== YOUR GOAL ==
Set down, word for word, the stretch of the biography of the Cambridge materials science professor that starts with the words containing "Judith Louise MacManus-Driscoll" and finishes with "Derek Fray FRS.".

--- start TEXT SECTION ---

Judith Louise MacManus-Driscoll is a Professor of Materials Science at the University of Cambridge. Driscoll is known for her interdisciplinary work on thin film engineering. She has a particular focus on functional oxide systems, demonstrating new ways to engineer thin films to meet the required applications performance. She has worked extensively in the fields of high temperature superconductors, ferroics and multiferroics, ionics, and semiconductors. She holds several licensed patents.

Research and career 
Driscoll (also known as MacManus-Driscoll in her publications) earned her PhD in 1991 at the University of Cambridge under Profs. Jan Evetts and Derek Fray FRS. 

From 1991 to 1995, she trained as a postdoctoral researcher at Stanford University and IBM Almaden Research Center where she worked under Ted Geballe, Robby Beyers  and John Bravman. In 1995, she joined Imperial College London as a lecturer in the Department of Materials, and was promoted to Reader in 1999. She then did a sabbatical at Los Alamos National Laboratory in 2003 where she has remained a visiting staff member/visiting faculty ever since. She joined the University of Cambridge in the Department of Materials Science and Metallurgy in 2003, and was promoted to Full Professor in 2008. She is a Fellow of Trinity College, Cambridge  and Royal Academy of Engineering Chair in Emerging Technologies in advanced memory materials.

Driscoll was founding editor-in-chief of the American Institute of Physics's journal APL Materials and held the position for 10 years from 2013.

--- end TEXT SECTION ---
--- start RECORDED INFORMATION ---

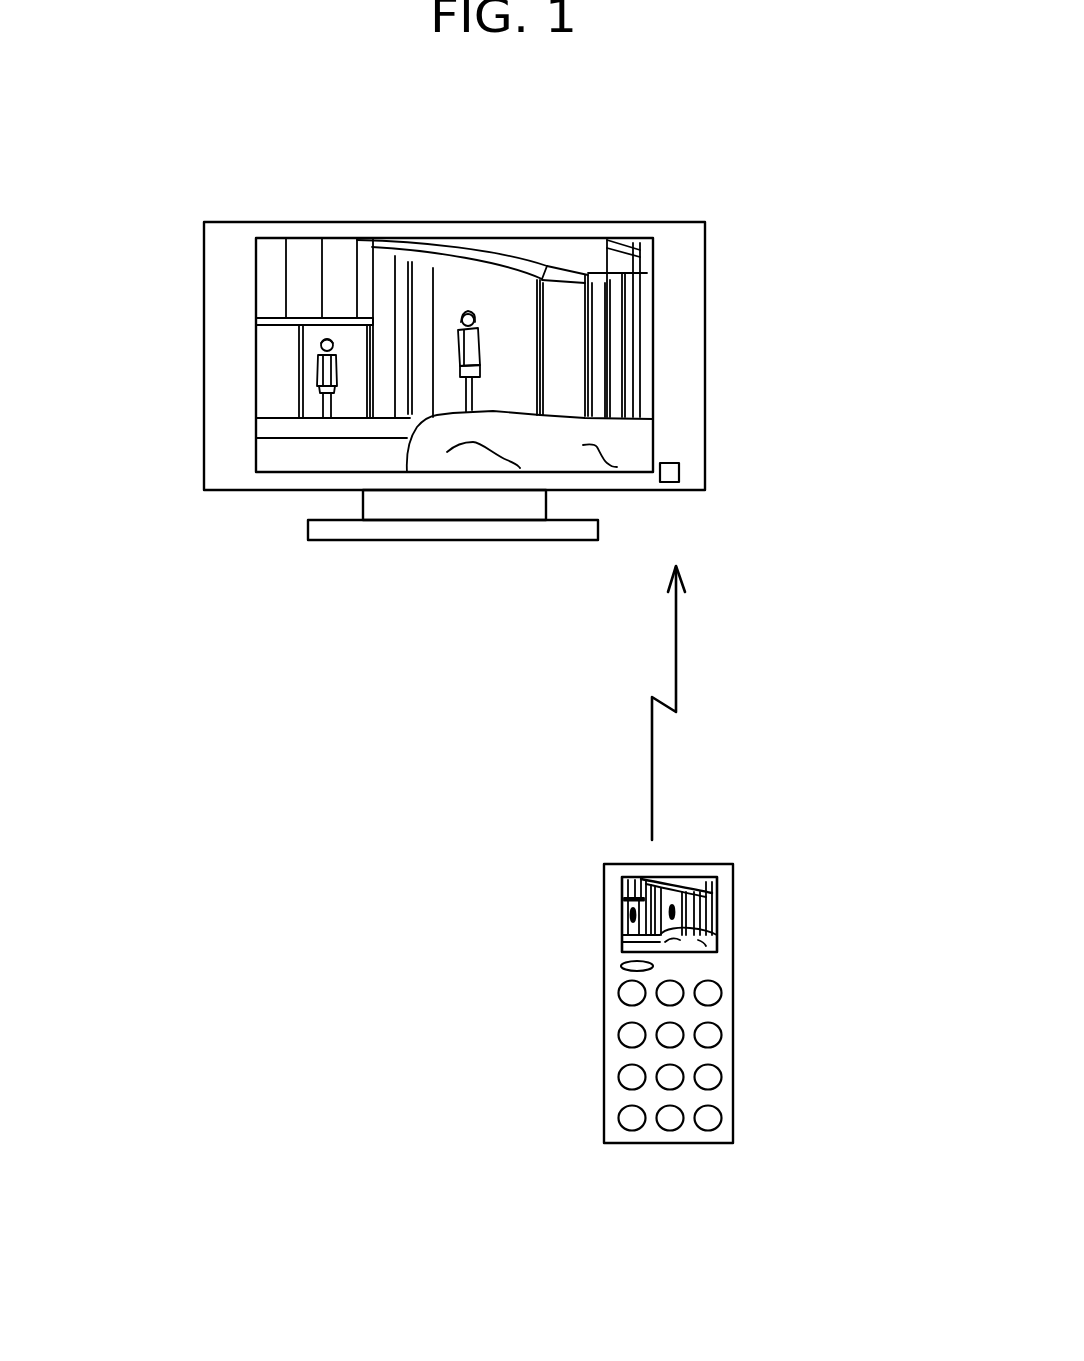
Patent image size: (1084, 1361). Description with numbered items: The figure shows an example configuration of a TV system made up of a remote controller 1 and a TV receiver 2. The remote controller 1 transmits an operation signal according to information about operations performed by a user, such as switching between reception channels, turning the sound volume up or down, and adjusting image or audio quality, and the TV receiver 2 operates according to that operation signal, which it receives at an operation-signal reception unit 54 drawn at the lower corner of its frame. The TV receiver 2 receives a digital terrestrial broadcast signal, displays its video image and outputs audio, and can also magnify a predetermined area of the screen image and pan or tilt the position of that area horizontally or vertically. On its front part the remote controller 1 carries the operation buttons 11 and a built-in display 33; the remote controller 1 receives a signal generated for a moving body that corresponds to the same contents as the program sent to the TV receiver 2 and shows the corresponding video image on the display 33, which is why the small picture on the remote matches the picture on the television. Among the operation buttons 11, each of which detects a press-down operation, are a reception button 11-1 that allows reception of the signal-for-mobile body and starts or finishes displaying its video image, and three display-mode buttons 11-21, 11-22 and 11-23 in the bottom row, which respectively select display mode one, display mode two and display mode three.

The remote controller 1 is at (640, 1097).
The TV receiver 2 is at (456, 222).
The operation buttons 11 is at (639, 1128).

--- end RECORDED INFORMATION ---

== OUTPUT BELOW ==
Judith Louise MacManus-Driscoll is a Professor of Materials Science at the University of Cambridge. Driscoll is known for her interdisciplinary work on thin film engineering. She has a particular focus on functional oxide systems, demonstrating new ways to engineer thin films to meet the required applications performance. She has worked extensively in the fields of high temperature superconductors, ferroics and multiferroics, ionics, and semiconductors. She holds several licensed patents.

Research and career 
Driscoll (also known as MacManus-Driscoll in her publications) earned her PhD in 1991 at the University of Cambridge under Profs. Jan Evetts and Derek Fray FRS.